__EXCERPT PROVIDED__
Hooray for Hollywood
Ironically, wrestling on television got it's start in Hollywood.
Although professional wrestling existed long before television, the small screen revolutionized the industry, leading to a golden age where wrestling seemed to be on every TV station available. Given the production capabilities of Hollywood, California, it should come as no surprise that Hollywood was the first city to produce a wrestling program. The Hollywood wrestling promotion would lead the way for other promotions, leading to wrestling airing nationwide on every television network at the time. Hollywood Wrestling would set the model for all professional wrestling could be, and while the original Hollywood Wrestling is long gone, its contribution to both television and wrestling cannot be understated.
Promoter John James Doyle would use television to take California wrestling to record heights. Doyle learned about promoting wrestling as an assistant promoter in Wilmington and Jersey City (Hornbaker 175), and his mentors were Toots Mondt and Floyd Musgrave — two of the biggest promoters in the wrestling industry. Eventually, Doyle and Musgrave bought control of the Los Angeles booking agency, and when Musgrave died, Doyle took control of the promotion. With wrestlers “Gorgeous” George Wagner, Baron Michele Leone, and Primo Carnera on his roster, Doyle was poised for greatness, thanks to his use of the burgeoning medium of television.

__DIRECTIONS FOR THIS TASK__
Please quote the passage on Hollywood wrestling between "Hooray for Hollywood" and "cannot be understated.", inclusive.

__Labeled region entries__
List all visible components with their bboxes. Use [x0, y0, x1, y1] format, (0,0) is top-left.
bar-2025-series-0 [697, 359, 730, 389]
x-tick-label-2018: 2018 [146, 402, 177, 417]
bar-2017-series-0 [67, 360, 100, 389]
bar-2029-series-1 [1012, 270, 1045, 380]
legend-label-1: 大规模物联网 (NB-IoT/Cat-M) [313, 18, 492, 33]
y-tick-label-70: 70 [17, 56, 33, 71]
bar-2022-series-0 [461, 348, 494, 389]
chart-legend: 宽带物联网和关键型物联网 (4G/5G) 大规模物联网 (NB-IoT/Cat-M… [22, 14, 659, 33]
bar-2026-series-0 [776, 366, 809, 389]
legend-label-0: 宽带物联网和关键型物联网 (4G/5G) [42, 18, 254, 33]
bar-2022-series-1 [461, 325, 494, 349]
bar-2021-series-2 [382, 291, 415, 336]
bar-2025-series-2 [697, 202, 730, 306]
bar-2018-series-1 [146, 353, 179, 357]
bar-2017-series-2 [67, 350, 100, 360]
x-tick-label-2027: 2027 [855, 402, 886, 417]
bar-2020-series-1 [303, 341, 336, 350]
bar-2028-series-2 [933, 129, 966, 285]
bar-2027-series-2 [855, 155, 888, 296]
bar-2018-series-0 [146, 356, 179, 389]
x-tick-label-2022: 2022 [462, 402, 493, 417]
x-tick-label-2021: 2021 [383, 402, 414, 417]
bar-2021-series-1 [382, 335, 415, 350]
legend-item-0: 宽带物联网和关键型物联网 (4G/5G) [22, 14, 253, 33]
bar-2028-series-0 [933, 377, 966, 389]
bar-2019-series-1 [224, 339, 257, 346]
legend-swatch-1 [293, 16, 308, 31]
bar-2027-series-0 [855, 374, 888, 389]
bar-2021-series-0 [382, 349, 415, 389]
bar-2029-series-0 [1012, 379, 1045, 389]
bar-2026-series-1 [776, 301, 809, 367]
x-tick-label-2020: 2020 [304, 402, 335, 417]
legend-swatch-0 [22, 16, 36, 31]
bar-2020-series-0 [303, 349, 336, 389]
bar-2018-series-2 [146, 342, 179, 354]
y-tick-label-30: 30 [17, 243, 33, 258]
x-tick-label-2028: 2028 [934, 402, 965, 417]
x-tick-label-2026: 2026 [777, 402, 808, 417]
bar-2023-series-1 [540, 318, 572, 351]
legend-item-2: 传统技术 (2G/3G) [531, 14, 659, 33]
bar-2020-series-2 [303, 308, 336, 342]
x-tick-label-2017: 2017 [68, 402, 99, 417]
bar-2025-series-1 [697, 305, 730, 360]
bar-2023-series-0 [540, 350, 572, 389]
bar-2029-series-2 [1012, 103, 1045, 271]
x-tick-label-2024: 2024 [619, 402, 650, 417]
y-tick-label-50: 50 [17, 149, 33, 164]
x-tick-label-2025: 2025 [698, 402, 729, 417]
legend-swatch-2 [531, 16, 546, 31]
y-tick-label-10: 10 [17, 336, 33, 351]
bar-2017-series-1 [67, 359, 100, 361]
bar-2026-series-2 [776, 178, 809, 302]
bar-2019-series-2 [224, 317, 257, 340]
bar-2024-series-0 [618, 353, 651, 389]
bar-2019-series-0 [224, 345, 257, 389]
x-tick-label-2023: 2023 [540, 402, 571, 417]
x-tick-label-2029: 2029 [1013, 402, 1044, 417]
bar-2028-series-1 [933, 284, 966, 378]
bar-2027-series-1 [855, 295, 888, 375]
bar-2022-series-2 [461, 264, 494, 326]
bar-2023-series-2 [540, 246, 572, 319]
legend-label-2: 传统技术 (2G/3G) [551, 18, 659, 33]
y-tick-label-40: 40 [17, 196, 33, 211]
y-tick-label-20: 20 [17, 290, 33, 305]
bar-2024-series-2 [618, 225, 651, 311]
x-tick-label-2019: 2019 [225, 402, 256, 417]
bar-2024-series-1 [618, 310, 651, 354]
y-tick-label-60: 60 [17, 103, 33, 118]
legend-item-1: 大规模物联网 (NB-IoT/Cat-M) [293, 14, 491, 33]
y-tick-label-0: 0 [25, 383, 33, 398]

__RESPONSE__
Hooray for Hollywood
Ironically, wrestling on television got it's start in Hollywood.
Although professional wrestling existed long before television, the small screen revolutionized the industry, leading to a golden age where wrestling seemed to be on every TV station available. Given the production capabilities of Hollywood, California, it should come as no surprise that Hollywood was the first city to produce a wrestling program. The Hollywood wrestling promotion would lead the way for other promotions, leading to wrestling airing nationwide on every television network at the time. Hollywood Wrestling would set the model for all professional wrestling could be, and while the original Hollywood Wrestling is long gone, its contribution to both television and wrestling cannot be understated.